Material shown
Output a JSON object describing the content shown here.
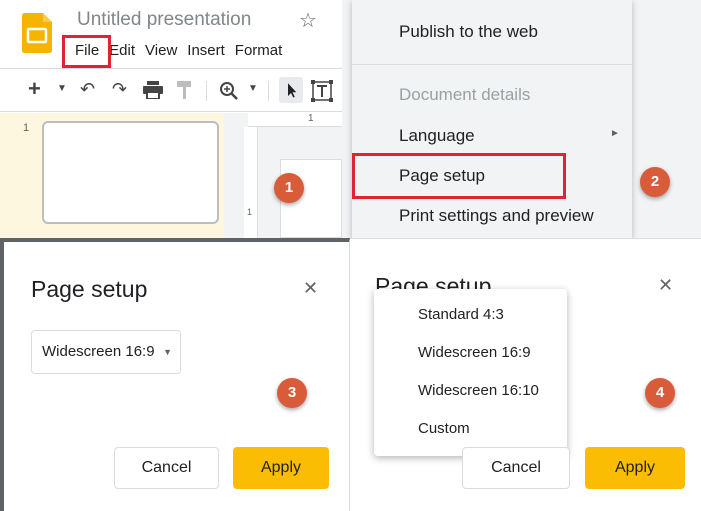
{
  "editor": {
    "doc_title": "Untitled presentation",
    "menu": [
      "File",
      "Edit",
      "View",
      "Insert",
      "Format"
    ],
    "slide_number": "1",
    "ruler_mark": "1",
    "ruler_left_mark": "1"
  },
  "file_menu": {
    "items": [
      {
        "label": "Publish to the web"
      },
      {
        "label": "Document details"
      },
      {
        "label": "Language"
      },
      {
        "label": "Page setup"
      },
      {
        "label": "Print settings and preview"
      }
    ]
  },
  "dialog": {
    "title": "Page setup",
    "selected_size": "Widescreen 16:9",
    "cancel_label": "Cancel",
    "apply_label": "Apply"
  },
  "dropdown": {
    "options": [
      "Standard 4:3",
      "Widescreen 16:9",
      "Widescreen 16:10",
      "Custom"
    ]
  },
  "steps": [
    "1",
    "2",
    "3",
    "4"
  ],
  "colors": {
    "highlight": "#e0242f",
    "step_badge": "#d85c3a",
    "apply_button": "#fbbc04"
  }
}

Given exercise
Return all the entries word for word, but omit any pictures they contain.

Answer to this task
Output a JSON object describing the content shown here.
{
  "editor": {
    "doc_title": "Untitled presentation",
    "menu": [
      "File",
      "Edit",
      "View",
      "Insert",
      "Format"
    ],
    "slide_number": "1",
    "ruler_mark": "1",
    "ruler_left_mark": "1"
  },
  "file_menu": {
    "items": [
      {
        "label": "Publish to the web"
      },
      {
        "label": "Document details"
      },
      {
        "label": "Language"
      },
      {
        "label": "Page setup"
      },
      {
        "label": "Print settings and preview"
      }
    ]
  },
  "dialog": {
    "title": "Page setup",
    "selected_size": "Widescreen 16:9",
    "cancel_label": "Cancel",
    "apply_label": "Apply"
  },
  "dropdown": {
    "options": [
      "Standard 4:3",
      "Widescreen 16:9",
      "Widescreen 16:10",
      "Custom"
    ]
  },
  "steps": [
    "1",
    "2",
    "3",
    "4"
  ],
  "colors": {
    "highlight": "#e0242f",
    "step_badge": "#d85c3a",
    "apply_button": "#fbbc04"
  }
}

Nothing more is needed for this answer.